> The request: Quote the whole listing word for word. Do not include the pictures.

> Records for processing:
-.-.-

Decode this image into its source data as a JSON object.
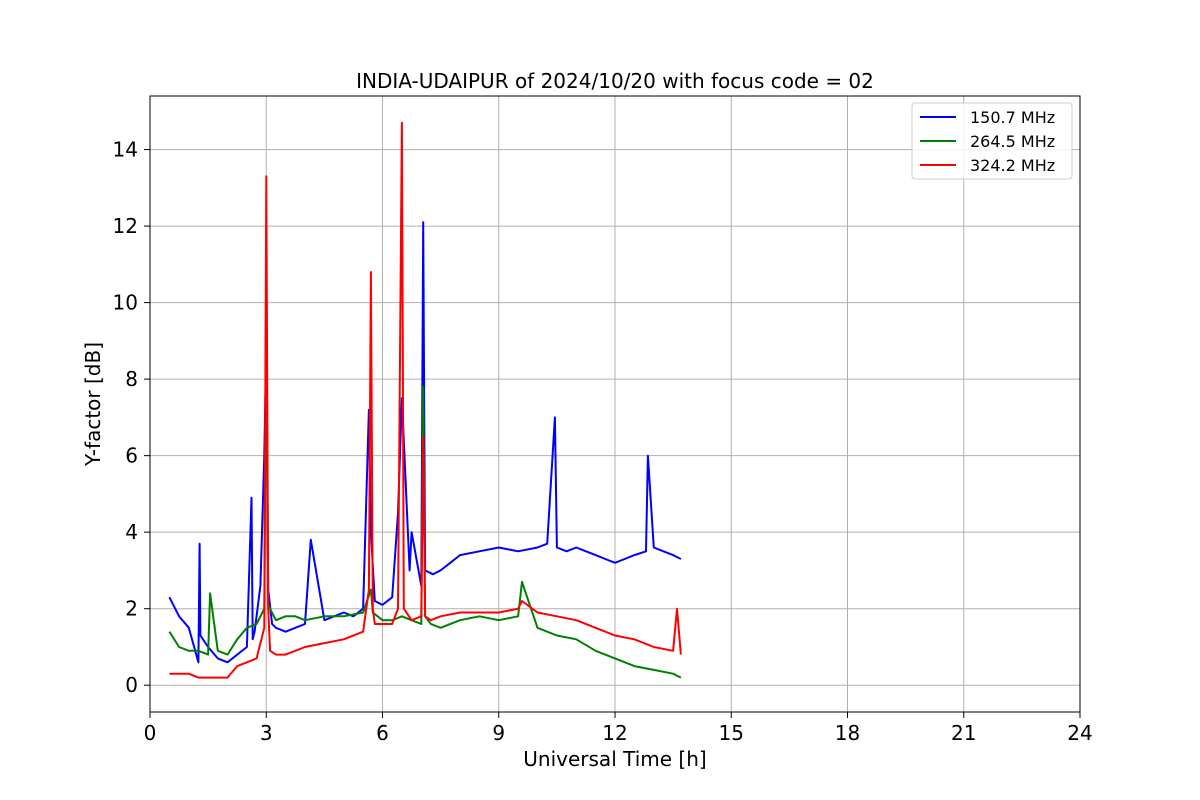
{
  "chart_data": {
    "type": "line",
    "title": "INDIA-UDAIPUR of 2024/10/20 with focus code = 02",
    "xlabel": "Universal Time [h]",
    "ylabel": "Y-factor [dB]",
    "xlim": [
      0,
      24
    ],
    "ylim": [
      -0.7,
      15.4
    ],
    "xticks": [
      0,
      3,
      6,
      9,
      12,
      15,
      18,
      21,
      24
    ],
    "yticks": [
      0,
      2,
      4,
      6,
      8,
      10,
      12,
      14
    ],
    "grid": true,
    "legend_position": "top-right",
    "series": [
      {
        "name": "150.7 MHz",
        "color": "#0000ff",
        "x": [
          0.5,
          0.75,
          1.0,
          1.25,
          1.28,
          1.3,
          1.5,
          1.75,
          2.0,
          2.25,
          2.5,
          2.62,
          2.65,
          2.7,
          2.85,
          2.95,
          3.0,
          3.05,
          3.15,
          3.25,
          3.5,
          3.75,
          4.0,
          4.15,
          4.5,
          4.75,
          5.0,
          5.25,
          5.5,
          5.65,
          5.7,
          5.8,
          6.0,
          6.25,
          6.4,
          6.5,
          6.7,
          6.75,
          7.0,
          7.05,
          7.1,
          7.3,
          7.5,
          7.75,
          8.0,
          8.5,
          9.0,
          9.5,
          10.0,
          10.25,
          10.45,
          10.5,
          10.75,
          11.0,
          11.25,
          11.5,
          11.75,
          12.0,
          12.25,
          12.5,
          12.8,
          12.85,
          13.0,
          13.25,
          13.5,
          13.7
        ],
        "y": [
          2.3,
          1.8,
          1.5,
          0.6,
          3.7,
          1.3,
          1.0,
          0.7,
          0.6,
          0.8,
          1.0,
          4.9,
          1.2,
          1.4,
          2.6,
          6.0,
          8.9,
          2.5,
          1.6,
          1.5,
          1.4,
          1.5,
          1.6,
          3.8,
          1.7,
          1.8,
          1.9,
          1.8,
          2.0,
          7.2,
          4.0,
          2.2,
          2.1,
          2.3,
          4.5,
          7.5,
          3.0,
          4.0,
          2.6,
          12.1,
          3.0,
          2.9,
          3.0,
          3.2,
          3.4,
          3.5,
          3.6,
          3.5,
          3.6,
          3.7,
          7.0,
          3.6,
          3.5,
          3.6,
          3.5,
          3.4,
          3.3,
          3.2,
          3.3,
          3.4,
          3.5,
          6.0,
          3.6,
          3.5,
          3.4,
          3.3
        ]
      },
      {
        "name": "264.5 MHz",
        "color": "#008000",
        "x": [
          0.5,
          0.75,
          1.0,
          1.25,
          1.5,
          1.55,
          1.75,
          2.0,
          2.25,
          2.5,
          2.75,
          2.95,
          3.0,
          3.05,
          3.25,
          3.5,
          3.75,
          4.0,
          4.5,
          5.0,
          5.5,
          5.7,
          5.75,
          6.0,
          6.25,
          6.5,
          6.75,
          7.0,
          7.05,
          7.1,
          7.25,
          7.5,
          8.0,
          8.5,
          9.0,
          9.5,
          9.6,
          10.0,
          10.5,
          11.0,
          11.5,
          12.0,
          12.5,
          13.0,
          13.5,
          13.7
        ],
        "y": [
          1.4,
          1.0,
          0.9,
          0.9,
          0.8,
          2.4,
          0.9,
          0.8,
          1.2,
          1.5,
          1.6,
          2.0,
          9.8,
          2.1,
          1.7,
          1.8,
          1.8,
          1.7,
          1.8,
          1.8,
          1.9,
          2.5,
          1.9,
          1.7,
          1.7,
          1.8,
          1.7,
          1.6,
          7.8,
          1.8,
          1.6,
          1.5,
          1.7,
          1.8,
          1.7,
          1.8,
          2.7,
          1.5,
          1.3,
          1.2,
          0.9,
          0.7,
          0.5,
          0.4,
          0.3,
          0.2
        ]
      },
      {
        "name": "324.2 MHz",
        "color": "#ff0000",
        "x": [
          0.5,
          0.75,
          1.0,
          1.25,
          1.5,
          1.75,
          2.0,
          2.25,
          2.5,
          2.75,
          2.95,
          3.0,
          3.05,
          3.1,
          3.25,
          3.5,
          3.75,
          4.0,
          4.5,
          5.0,
          5.5,
          5.65,
          5.7,
          5.75,
          5.8,
          6.0,
          6.25,
          6.4,
          6.5,
          6.55,
          6.75,
          7.0,
          7.05,
          7.1,
          7.25,
          7.5,
          8.0,
          8.5,
          9.0,
          9.5,
          9.6,
          10.0,
          10.5,
          11.0,
          11.5,
          12.0,
          12.5,
          13.0,
          13.5,
          13.6,
          13.7
        ],
        "y": [
          0.3,
          0.3,
          0.3,
          0.2,
          0.2,
          0.2,
          0.2,
          0.5,
          0.6,
          0.7,
          1.5,
          13.3,
          2.0,
          0.9,
          0.8,
          0.8,
          0.9,
          1.0,
          1.1,
          1.2,
          1.4,
          2.5,
          10.8,
          2.0,
          1.6,
          1.6,
          1.6,
          2.0,
          14.7,
          2.0,
          1.7,
          1.8,
          6.5,
          1.8,
          1.7,
          1.8,
          1.9,
          1.9,
          1.9,
          2.0,
          2.2,
          1.9,
          1.8,
          1.7,
          1.5,
          1.3,
          1.2,
          1.0,
          0.9,
          2.0,
          0.8
        ]
      }
    ]
  }
}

-.-.-

> Result:
Decode this image into its source data as a JSON object.
{
  "chart_data": {
    "type": "line",
    "title": "INDIA-UDAIPUR of 2024/10/20 with focus code = 02",
    "xlabel": "Universal Time [h]",
    "ylabel": "Y-factor [dB]",
    "xlim": [
      0,
      24
    ],
    "ylim": [
      -0.7,
      15.4
    ],
    "xticks": [
      0,
      3,
      6,
      9,
      12,
      15,
      18,
      21,
      24
    ],
    "yticks": [
      0,
      2,
      4,
      6,
      8,
      10,
      12,
      14
    ],
    "grid": true,
    "legend_position": "top-right",
    "series": [
      {
        "name": "150.7 MHz",
        "color": "#0000ff",
        "x": [
          0.5,
          0.75,
          1.0,
          1.25,
          1.28,
          1.3,
          1.5,
          1.75,
          2.0,
          2.25,
          2.5,
          2.62,
          2.65,
          2.7,
          2.85,
          2.95,
          3.0,
          3.05,
          3.15,
          3.25,
          3.5,
          3.75,
          4.0,
          4.15,
          4.5,
          4.75,
          5.0,
          5.25,
          5.5,
          5.65,
          5.7,
          5.8,
          6.0,
          6.25,
          6.4,
          6.5,
          6.7,
          6.75,
          7.0,
          7.05,
          7.1,
          7.3,
          7.5,
          7.75,
          8.0,
          8.5,
          9.0,
          9.5,
          10.0,
          10.25,
          10.45,
          10.5,
          10.75,
          11.0,
          11.25,
          11.5,
          11.75,
          12.0,
          12.25,
          12.5,
          12.8,
          12.85,
          13.0,
          13.25,
          13.5,
          13.7
        ],
        "y": [
          2.3,
          1.8,
          1.5,
          0.6,
          3.7,
          1.3,
          1.0,
          0.7,
          0.6,
          0.8,
          1.0,
          4.9,
          1.2,
          1.4,
          2.6,
          6.0,
          8.9,
          2.5,
          1.6,
          1.5,
          1.4,
          1.5,
          1.6,
          3.8,
          1.7,
          1.8,
          1.9,
          1.8,
          2.0,
          7.2,
          4.0,
          2.2,
          2.1,
          2.3,
          4.5,
          7.5,
          3.0,
          4.0,
          2.6,
          12.1,
          3.0,
          2.9,
          3.0,
          3.2,
          3.4,
          3.5,
          3.6,
          3.5,
          3.6,
          3.7,
          7.0,
          3.6,
          3.5,
          3.6,
          3.5,
          3.4,
          3.3,
          3.2,
          3.3,
          3.4,
          3.5,
          6.0,
          3.6,
          3.5,
          3.4,
          3.3
        ]
      },
      {
        "name": "264.5 MHz",
        "color": "#008000",
        "x": [
          0.5,
          0.75,
          1.0,
          1.25,
          1.5,
          1.55,
          1.75,
          2.0,
          2.25,
          2.5,
          2.75,
          2.95,
          3.0,
          3.05,
          3.25,
          3.5,
          3.75,
          4.0,
          4.5,
          5.0,
          5.5,
          5.7,
          5.75,
          6.0,
          6.25,
          6.5,
          6.75,
          7.0,
          7.05,
          7.1,
          7.25,
          7.5,
          8.0,
          8.5,
          9.0,
          9.5,
          9.6,
          10.0,
          10.5,
          11.0,
          11.5,
          12.0,
          12.5,
          13.0,
          13.5,
          13.7
        ],
        "y": [
          1.4,
          1.0,
          0.9,
          0.9,
          0.8,
          2.4,
          0.9,
          0.8,
          1.2,
          1.5,
          1.6,
          2.0,
          9.8,
          2.1,
          1.7,
          1.8,
          1.8,
          1.7,
          1.8,
          1.8,
          1.9,
          2.5,
          1.9,
          1.7,
          1.7,
          1.8,
          1.7,
          1.6,
          7.8,
          1.8,
          1.6,
          1.5,
          1.7,
          1.8,
          1.7,
          1.8,
          2.7,
          1.5,
          1.3,
          1.2,
          0.9,
          0.7,
          0.5,
          0.4,
          0.3,
          0.2
        ]
      },
      {
        "name": "324.2 MHz",
        "color": "#ff0000",
        "x": [
          0.5,
          0.75,
          1.0,
          1.25,
          1.5,
          1.75,
          2.0,
          2.25,
          2.5,
          2.75,
          2.95,
          3.0,
          3.05,
          3.1,
          3.25,
          3.5,
          3.75,
          4.0,
          4.5,
          5.0,
          5.5,
          5.65,
          5.7,
          5.75,
          5.8,
          6.0,
          6.25,
          6.4,
          6.5,
          6.55,
          6.75,
          7.0,
          7.05,
          7.1,
          7.25,
          7.5,
          8.0,
          8.5,
          9.0,
          9.5,
          9.6,
          10.0,
          10.5,
          11.0,
          11.5,
          12.0,
          12.5,
          13.0,
          13.5,
          13.6,
          13.7
        ],
        "y": [
          0.3,
          0.3,
          0.3,
          0.2,
          0.2,
          0.2,
          0.2,
          0.5,
          0.6,
          0.7,
          1.5,
          13.3,
          2.0,
          0.9,
          0.8,
          0.8,
          0.9,
          1.0,
          1.1,
          1.2,
          1.4,
          2.5,
          10.8,
          2.0,
          1.6,
          1.6,
          1.6,
          2.0,
          14.7,
          2.0,
          1.7,
          1.8,
          6.5,
          1.8,
          1.7,
          1.8,
          1.9,
          1.9,
          1.9,
          2.0,
          2.2,
          1.9,
          1.8,
          1.7,
          1.5,
          1.3,
          1.2,
          1.0,
          0.9,
          2.0,
          0.8
        ]
      }
    ]
  }
}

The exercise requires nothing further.